■ Directions for this task ■
Filter the listing below, copying every line in which the word "JSON" appears.

■ Data for processing ■
---+---
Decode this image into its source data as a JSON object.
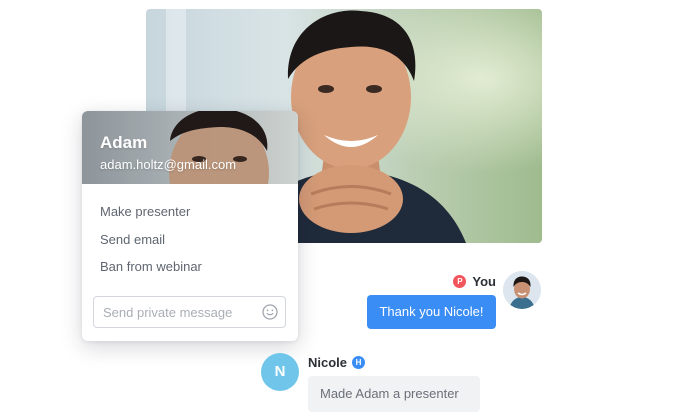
{
  "video": {
    "image": "presenter-video-frame"
  },
  "profile_card": {
    "name": "Adam",
    "email": "adam.holtz@gmail.com",
    "menu": [
      {
        "label": "Make presenter"
      },
      {
        "label": "Send email"
      },
      {
        "label": "Ban from webinar"
      }
    ],
    "message_placeholder": "Send private message",
    "emoji_icon": "emoji-icon"
  },
  "chat": {
    "you": {
      "badge": "P",
      "label": "You",
      "message": "Thank you Nicole!",
      "badge_color": "#f2545b",
      "bubble_color": "#3a8df5"
    },
    "nicole": {
      "initial": "N",
      "label": "Nicole",
      "badge": "H",
      "message": "Made Adam a presenter",
      "avatar_color": "#6fc6ea",
      "badge_color": "#3a8df5"
    }
  }
}
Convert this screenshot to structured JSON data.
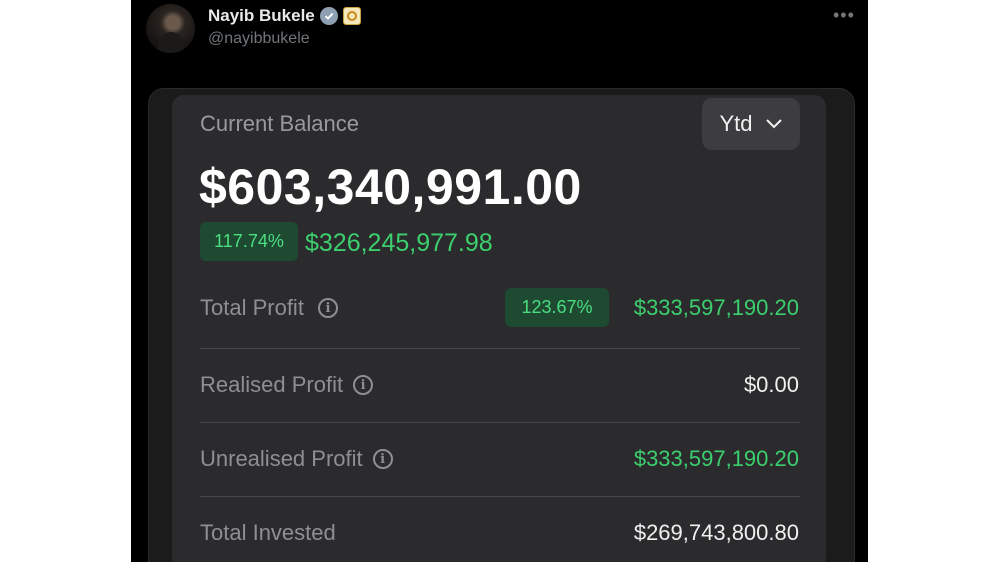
{
  "tweet": {
    "author_name": "Nayib Bukele",
    "handle": "@nayibbukele",
    "more_label": "•••"
  },
  "portfolio": {
    "current_balance_label": "Current Balance",
    "period_selector": "Ytd",
    "current_balance": "$603,340,991.00",
    "balance_change_percent": "117.74%",
    "balance_change_value": "$326,245,977.98",
    "rows": [
      {
        "label": "Total Profit",
        "percent": "123.67%",
        "value": "$333,597,190.20"
      },
      {
        "label": "Realised Profit",
        "value": "$0.00"
      },
      {
        "label": "Unrealised Profit",
        "value": "$333,597,190.20"
      },
      {
        "label": "Total Invested",
        "value": "$269,743,800.80"
      }
    ]
  },
  "icons": {
    "verified": "verified-badge-icon",
    "affiliate": "government-emblem-icon",
    "info": "info-icon",
    "chevron": "chevron-down-icon"
  },
  "colors": {
    "gain_green": "#3ccf6e",
    "gain_pill_bg": "#1f4a32",
    "card_bg": "#2b2b2d",
    "page_bg": "#000000"
  }
}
---+---
■ Reply ■
Decode this image into its source data as a JSON object.
Convert this screenshot to structured JSON data.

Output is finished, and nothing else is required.